- **Objective**: Write out the records below once more, exactly as they stand.

- **Stored rows**:
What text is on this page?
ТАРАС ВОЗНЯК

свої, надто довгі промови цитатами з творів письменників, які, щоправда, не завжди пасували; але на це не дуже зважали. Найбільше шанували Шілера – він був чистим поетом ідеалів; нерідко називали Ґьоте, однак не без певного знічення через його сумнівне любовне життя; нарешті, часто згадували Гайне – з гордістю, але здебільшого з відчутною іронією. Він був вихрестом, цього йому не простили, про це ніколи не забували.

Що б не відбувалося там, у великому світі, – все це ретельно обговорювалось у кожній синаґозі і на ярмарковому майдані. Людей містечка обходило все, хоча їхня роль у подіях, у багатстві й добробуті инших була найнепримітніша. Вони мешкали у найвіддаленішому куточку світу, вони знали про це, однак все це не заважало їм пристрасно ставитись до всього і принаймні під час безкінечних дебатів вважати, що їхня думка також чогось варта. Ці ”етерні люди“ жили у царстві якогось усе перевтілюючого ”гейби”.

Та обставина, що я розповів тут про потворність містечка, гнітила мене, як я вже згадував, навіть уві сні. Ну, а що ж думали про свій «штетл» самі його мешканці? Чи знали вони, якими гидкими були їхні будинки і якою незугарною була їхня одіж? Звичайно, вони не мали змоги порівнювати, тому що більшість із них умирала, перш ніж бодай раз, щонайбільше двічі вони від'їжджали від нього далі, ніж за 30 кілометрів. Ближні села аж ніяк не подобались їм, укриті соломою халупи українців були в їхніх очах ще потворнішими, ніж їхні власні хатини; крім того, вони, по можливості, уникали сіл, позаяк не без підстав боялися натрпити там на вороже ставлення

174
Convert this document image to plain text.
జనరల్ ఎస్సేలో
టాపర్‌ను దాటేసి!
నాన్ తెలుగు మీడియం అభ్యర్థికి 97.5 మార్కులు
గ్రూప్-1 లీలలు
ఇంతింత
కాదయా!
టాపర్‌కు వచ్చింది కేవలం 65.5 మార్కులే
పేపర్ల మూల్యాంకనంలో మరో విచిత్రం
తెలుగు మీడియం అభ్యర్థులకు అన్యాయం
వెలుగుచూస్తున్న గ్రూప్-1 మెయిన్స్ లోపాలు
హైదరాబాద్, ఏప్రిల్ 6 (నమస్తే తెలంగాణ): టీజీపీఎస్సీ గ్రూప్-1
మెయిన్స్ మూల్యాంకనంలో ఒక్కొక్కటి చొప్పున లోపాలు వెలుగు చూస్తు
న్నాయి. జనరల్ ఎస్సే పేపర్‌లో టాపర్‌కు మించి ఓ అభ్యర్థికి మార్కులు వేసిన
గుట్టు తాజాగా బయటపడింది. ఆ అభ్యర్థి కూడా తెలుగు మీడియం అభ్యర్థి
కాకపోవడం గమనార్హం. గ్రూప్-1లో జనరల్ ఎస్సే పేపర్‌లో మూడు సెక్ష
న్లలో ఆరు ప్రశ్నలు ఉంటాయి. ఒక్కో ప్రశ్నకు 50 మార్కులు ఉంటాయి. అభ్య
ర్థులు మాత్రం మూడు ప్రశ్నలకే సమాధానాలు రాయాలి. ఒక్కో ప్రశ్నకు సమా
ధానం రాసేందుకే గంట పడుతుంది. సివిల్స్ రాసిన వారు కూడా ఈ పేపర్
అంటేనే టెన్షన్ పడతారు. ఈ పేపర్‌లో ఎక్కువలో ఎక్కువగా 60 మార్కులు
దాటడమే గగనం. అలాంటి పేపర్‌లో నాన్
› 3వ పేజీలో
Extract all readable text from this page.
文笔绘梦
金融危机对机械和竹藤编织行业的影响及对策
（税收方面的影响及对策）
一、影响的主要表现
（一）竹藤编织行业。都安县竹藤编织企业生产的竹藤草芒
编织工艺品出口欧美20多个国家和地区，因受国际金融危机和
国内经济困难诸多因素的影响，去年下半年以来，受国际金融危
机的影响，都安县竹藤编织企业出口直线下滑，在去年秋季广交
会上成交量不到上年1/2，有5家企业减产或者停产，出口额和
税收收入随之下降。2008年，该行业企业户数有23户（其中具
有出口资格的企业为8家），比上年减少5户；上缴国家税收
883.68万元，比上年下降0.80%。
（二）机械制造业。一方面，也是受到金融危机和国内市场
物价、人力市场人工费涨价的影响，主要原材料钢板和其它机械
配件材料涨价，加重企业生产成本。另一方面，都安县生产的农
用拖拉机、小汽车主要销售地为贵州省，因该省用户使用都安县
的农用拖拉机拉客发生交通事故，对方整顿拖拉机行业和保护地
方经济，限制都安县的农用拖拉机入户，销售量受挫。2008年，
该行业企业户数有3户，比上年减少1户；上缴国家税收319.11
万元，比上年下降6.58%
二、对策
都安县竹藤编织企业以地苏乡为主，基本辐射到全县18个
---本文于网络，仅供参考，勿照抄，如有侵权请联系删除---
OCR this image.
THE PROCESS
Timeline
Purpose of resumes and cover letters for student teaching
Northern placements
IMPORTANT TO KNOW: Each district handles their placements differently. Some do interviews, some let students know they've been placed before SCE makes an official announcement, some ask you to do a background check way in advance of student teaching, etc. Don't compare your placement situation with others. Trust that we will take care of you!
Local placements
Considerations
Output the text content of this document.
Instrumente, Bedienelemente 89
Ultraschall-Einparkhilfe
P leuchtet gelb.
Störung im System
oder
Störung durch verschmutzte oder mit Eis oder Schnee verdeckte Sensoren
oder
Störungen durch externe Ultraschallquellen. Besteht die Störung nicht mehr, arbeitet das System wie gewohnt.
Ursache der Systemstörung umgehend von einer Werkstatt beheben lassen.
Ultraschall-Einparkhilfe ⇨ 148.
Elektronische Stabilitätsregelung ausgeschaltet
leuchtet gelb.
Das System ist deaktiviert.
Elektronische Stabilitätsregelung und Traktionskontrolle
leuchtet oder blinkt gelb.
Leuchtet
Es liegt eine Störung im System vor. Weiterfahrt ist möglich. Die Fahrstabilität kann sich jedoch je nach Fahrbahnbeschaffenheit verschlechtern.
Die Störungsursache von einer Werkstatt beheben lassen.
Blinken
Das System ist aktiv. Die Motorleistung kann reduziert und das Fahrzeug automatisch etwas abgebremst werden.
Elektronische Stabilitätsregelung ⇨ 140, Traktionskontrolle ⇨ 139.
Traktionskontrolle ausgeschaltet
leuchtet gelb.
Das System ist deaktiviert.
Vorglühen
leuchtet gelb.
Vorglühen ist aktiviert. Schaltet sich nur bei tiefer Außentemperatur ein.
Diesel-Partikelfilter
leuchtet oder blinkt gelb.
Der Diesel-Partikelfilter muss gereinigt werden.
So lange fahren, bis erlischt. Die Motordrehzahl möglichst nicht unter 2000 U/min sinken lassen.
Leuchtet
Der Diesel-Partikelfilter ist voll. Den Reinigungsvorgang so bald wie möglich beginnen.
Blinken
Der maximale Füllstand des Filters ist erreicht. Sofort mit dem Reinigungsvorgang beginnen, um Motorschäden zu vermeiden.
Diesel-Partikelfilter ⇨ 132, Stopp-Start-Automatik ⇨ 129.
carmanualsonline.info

- **Correct response**:
What text is on this page?
ТАРАС ВОЗНЯК

свої, надто довгі промови цитатами з творів письменників, які, щоправда, не завжди пасували; але на це не дуже зважали. Найбільше шанували Шілера – він був чистим поетом ідеалів; нерідко називали Ґьоте, однак не без певного знічення через його сумнівне любовне життя; нарешті, часто згадували Гайне – з гордістю, але здебільшого з відчутною іронією. Він був вихрестом, цього йому не простили, про це ніколи не забували.

Що б не відбувалося там, у великому світі, – все це ретельно обговорювалось у кожній синаґозі і на ярмарковому майдані. Людей містечка обходило все, хоча їхня роль у подіях, у багатстві й добробуті инших була найнепримітніша. Вони мешкали у найвіддаленішому куточку світу, вони знали про це, однак все це не заважало їм пристрасно ставитись до всього і принаймні під час безкінечних дебатів вважати, що їхня думка також чогось варта. Ці ”етерні люди“ жили у царстві якогось усе перевтілюючого ”гейби”.

Та обставина, що я розповів тут про потворність містечка, гнітила мене, як я вже згадував, навіть уві сні. Ну, а що ж думали про свій «штетл» самі його мешканці? Чи знали вони, якими гидкими були їхні будинки і якою незугарною була їхня одіж? Звичайно, вони не мали змоги порівнювати, тому що більшість із них умирала, перш ніж бодай раз, щонайбільше двічі вони від'їжджали від нього далі, ніж за 30 кілометрів. Ближні села аж ніяк не подобались їм, укриті соломою халупи українців були в їхніх очах ще потворнішими, ніж їхні власні хатини; крім того, вони, по можливості, уникали сіл, позаяк не без підстав боялися натрпити там на вороже ставлення

174
Convert this document image to plain text.
జనరల్ ఎస్సేలో
టాపర్‌ను దాటేసి!
నాన్ తెలుగు మీడియం అభ్యర్థికి 97.5 మార్కులు
గ్రూప్-1 లీలలు
ఇంతింత
కాదయా!
టాపర్‌కు వచ్చింది కేవలం 65.5 మార్కులే
పేపర్ల మూల్యాంకనంలో మరో విచిత్రం
తెలుగు మీడియం అభ్యర్థులకు అన్యాయం
వెలుగుచూస్తున్న గ్రూప్-1 మెయిన్స్ లోపాలు
హైదరాబాద్, ఏప్రిల్ 6 (నమస్తే తెలంగాణ): టీజీపీఎస్సీ గ్రూప్-1
మెయిన్స్ మూల్యాంకనంలో ఒక్కొక్కటి చొప్పున లోపాలు వెలుగు చూస్తు
న్నాయి. జనరల్ ఎస్సే పేపర్‌లో టాపర్‌కు మించి ఓ అభ్యర్థికి మార్కులు వేసిన
గుట్టు తాజాగా బయటపడింది. ఆ అభ్యర్థి కూడా తెలుగు మీడియం అభ్యర్థి
కాకపోవడం గమనార్హం. గ్రూప్-1లో జనరల్ ఎస్సే పేపర్‌లో మూడు సెక్ష
న్లలో ఆరు ప్రశ్నలు ఉంటాయి. ఒక్కో ప్రశ్నకు 50 మార్కులు ఉంటాయి. అభ్య
ర్థులు మాత్రం మూడు ప్రశ్నలకే సమాధానాలు రాయాలి. ఒక్కో ప్రశ్నకు సమా
ధానం రాసేందుకే గంట పడుతుంది. సివిల్స్ రాసిన వారు కూడా ఈ పేపర్
అంటేనే టెన్షన్ పడతారు. ఈ పేపర్‌లో ఎక్కువలో ఎక్కువగా 60 మార్కులు
దాటడమే గగనం. అలాంటి పేపర్‌లో నాన్
› 3వ పేజీలో
Extract all readable text from this page.
文笔绘梦
金融危机对机械和竹藤编织行业的影响及对策
（税收方面的影响及对策）
一、影响的主要表现
（一）竹藤编织行业。都安县竹藤编织企业生产的竹藤草芒
编织工艺品出口欧美20多个国家和地区，因受国际金融危机和
国内经济困难诸多因素的影响，去年下半年以来，受国际金融危
机的影响，都安县竹藤编织企业出口直线下滑，在去年秋季广交
会上成交量不到上年1/2，有5家企业减产或者停产，出口额和
税收收入随之下降。2008年，该行业企业户数有23户（其中具
有出口资格的企业为8家），比上年减少5户；上缴国家税收
883.68万元，比上年下降0.80%。
（二）机械制造业。一方面，也是受到金融危机和国内市场
物价、人力市场人工费涨价的影响，主要原材料钢板和其它机械
配件材料涨价，加重企业生产成本。另一方面，都安县生产的农
用拖拉机、小汽车主要销售地为贵州省，因该省用户使用都安县
的农用拖拉机拉客发生交通事故，对方整顿拖拉机行业和保护地
方经济，限制都安县的农用拖拉机入户，销售量受挫。2008年，
该行业企业户数有3户，比上年减少1户；上缴国家税收319.11
万元，比上年下降6.58%
二、对策
都安县竹藤编织企业以地苏乡为主，基本辐射到全县18个
---本文于网络，仅供参考，勿照抄，如有侵权请联系删除---
OCR this image.
THE PROCESS
Timeline
Purpose of resumes and cover letters for student teaching
Northern placements
IMPORTANT TO KNOW: Each district handles their placements differently. Some do interviews, some let students know they've been placed before SCE makes an official announcement, some ask you to do a background check way in advance of student teaching, etc. Don't compare your placement situation with others. Trust that we will take care of you!
Local placements
Considerations
Output the text content of this document.
Instrumente, Bedienelemente 89
Ultraschall-Einparkhilfe
P leuchtet gelb.
Störung im System
oder
Störung durch verschmutzte oder mit Eis oder Schnee verdeckte Sensoren
oder
Störungen durch externe Ultraschallquellen. Besteht die Störung nicht mehr, arbeitet das System wie gewohnt.
Ursache der Systemstörung umgehend von einer Werkstatt beheben lassen.
Ultraschall-Einparkhilfe ⇨ 148.
Elektronische Stabilitätsregelung ausgeschaltet
leuchtet gelb.
Das System ist deaktiviert.
Elektronische Stabilitätsregelung und Traktionskontrolle
leuchtet oder blinkt gelb.
Leuchtet
Es liegt eine Störung im System vor. Weiterfahrt ist möglich. Die Fahrstabilität kann sich jedoch je nach Fahrbahnbeschaffenheit verschlechtern.
Die Störungsursache von einer Werkstatt beheben lassen.
Blinken
Das System ist aktiv. Die Motorleistung kann reduziert und das Fahrzeug automatisch etwas abgebremst werden.
Elektronische Stabilitätsregelung ⇨ 140, Traktionskontrolle ⇨ 139.
Traktionskontrolle ausgeschaltet
leuchtet gelb.
Das System ist deaktiviert.
Vorglühen
leuchtet gelb.
Vorglühen ist aktiviert. Schaltet sich nur bei tiefer Außentemperatur ein.
Diesel-Partikelfilter
leuchtet oder blinkt gelb.
Der Diesel-Partikelfilter muss gereinigt werden.
So lange fahren, bis erlischt. Die Motordrehzahl möglichst nicht unter 2000 U/min sinken lassen.
Leuchtet
Der Diesel-Partikelfilter ist voll. Den Reinigungsvorgang so bald wie möglich beginnen.
Blinken
Der maximale Füllstand des Filters ist erreicht. Sofort mit dem Reinigungsvorgang beginnen, um Motorschäden zu vermeiden.
Diesel-Partikelfilter ⇨ 132, Stopp-Start-Automatik ⇨ 129.
carmanualsonline.info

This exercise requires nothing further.